§ WHAT YOU SHOULD DO:
Gather up all lines that carry the word "function".

[begin GIVEN DATA]

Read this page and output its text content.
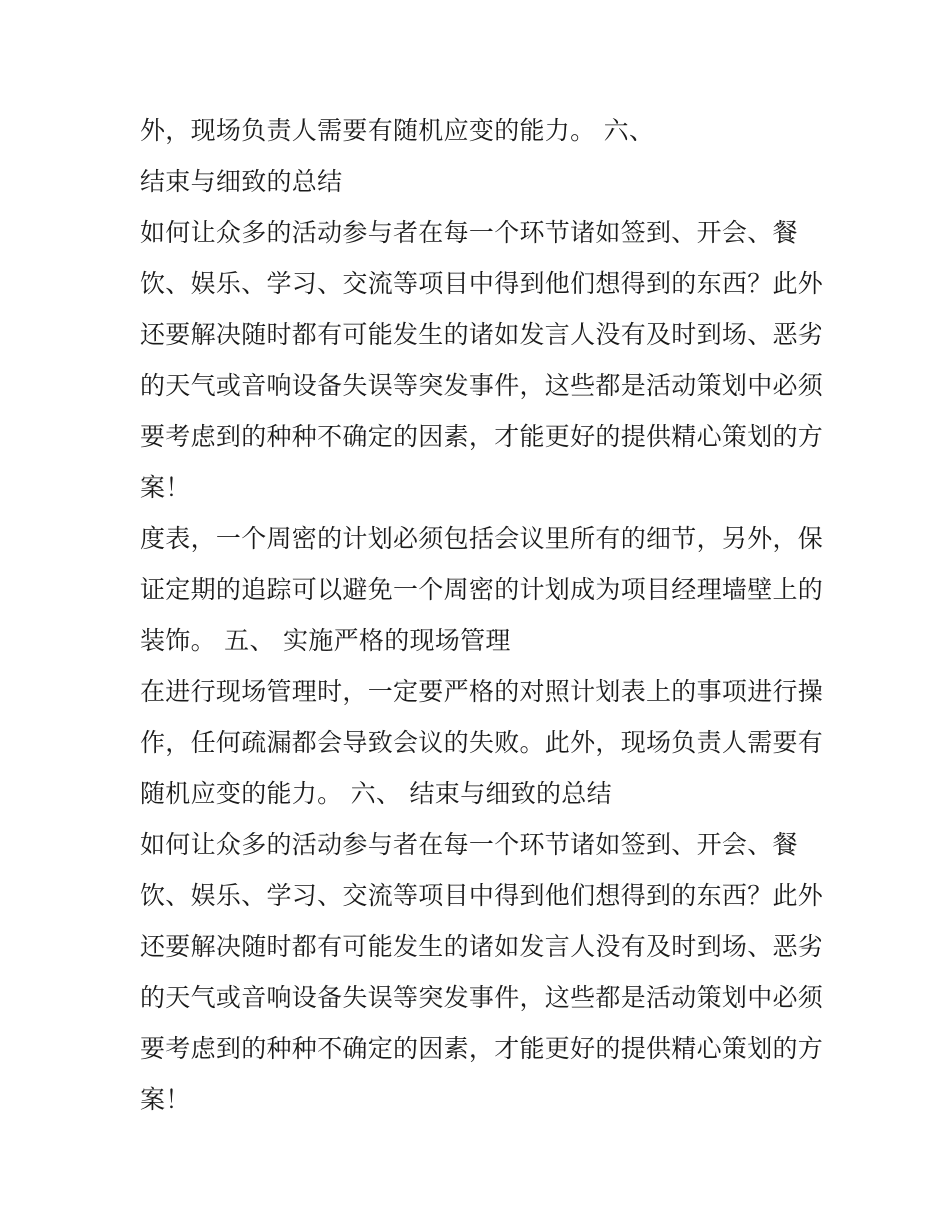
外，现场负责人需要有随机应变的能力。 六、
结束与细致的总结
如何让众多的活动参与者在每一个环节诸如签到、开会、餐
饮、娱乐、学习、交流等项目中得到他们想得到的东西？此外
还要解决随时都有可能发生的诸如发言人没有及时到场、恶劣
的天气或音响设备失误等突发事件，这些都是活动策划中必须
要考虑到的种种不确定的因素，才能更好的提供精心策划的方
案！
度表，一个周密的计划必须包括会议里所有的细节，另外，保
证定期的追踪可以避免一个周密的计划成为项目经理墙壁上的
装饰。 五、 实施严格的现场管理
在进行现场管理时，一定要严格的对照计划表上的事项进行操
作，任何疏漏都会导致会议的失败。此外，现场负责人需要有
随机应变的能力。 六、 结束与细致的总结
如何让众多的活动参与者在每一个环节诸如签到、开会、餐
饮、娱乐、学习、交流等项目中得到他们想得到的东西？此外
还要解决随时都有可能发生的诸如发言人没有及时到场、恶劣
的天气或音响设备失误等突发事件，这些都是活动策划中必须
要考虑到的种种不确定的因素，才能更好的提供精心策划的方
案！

[end GIVEN DATA]
[begin GIVEN DATA]

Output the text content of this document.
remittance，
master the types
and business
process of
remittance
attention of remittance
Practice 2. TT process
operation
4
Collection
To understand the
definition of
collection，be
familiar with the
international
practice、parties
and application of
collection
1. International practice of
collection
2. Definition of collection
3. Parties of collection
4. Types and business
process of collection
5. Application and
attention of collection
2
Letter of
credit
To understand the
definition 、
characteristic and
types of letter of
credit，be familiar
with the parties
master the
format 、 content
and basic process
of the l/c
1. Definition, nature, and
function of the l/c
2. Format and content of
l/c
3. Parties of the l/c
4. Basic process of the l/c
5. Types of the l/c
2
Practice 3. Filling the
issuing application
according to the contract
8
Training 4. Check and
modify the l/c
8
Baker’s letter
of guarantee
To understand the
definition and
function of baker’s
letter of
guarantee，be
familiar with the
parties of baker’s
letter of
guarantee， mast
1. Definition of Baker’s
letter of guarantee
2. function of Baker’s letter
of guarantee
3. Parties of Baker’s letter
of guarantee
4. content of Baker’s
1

[end GIVEN DATA]

§ FINISHED EXERCISE:
function of the l/c
function of baker’s
2. function of Baker’s letter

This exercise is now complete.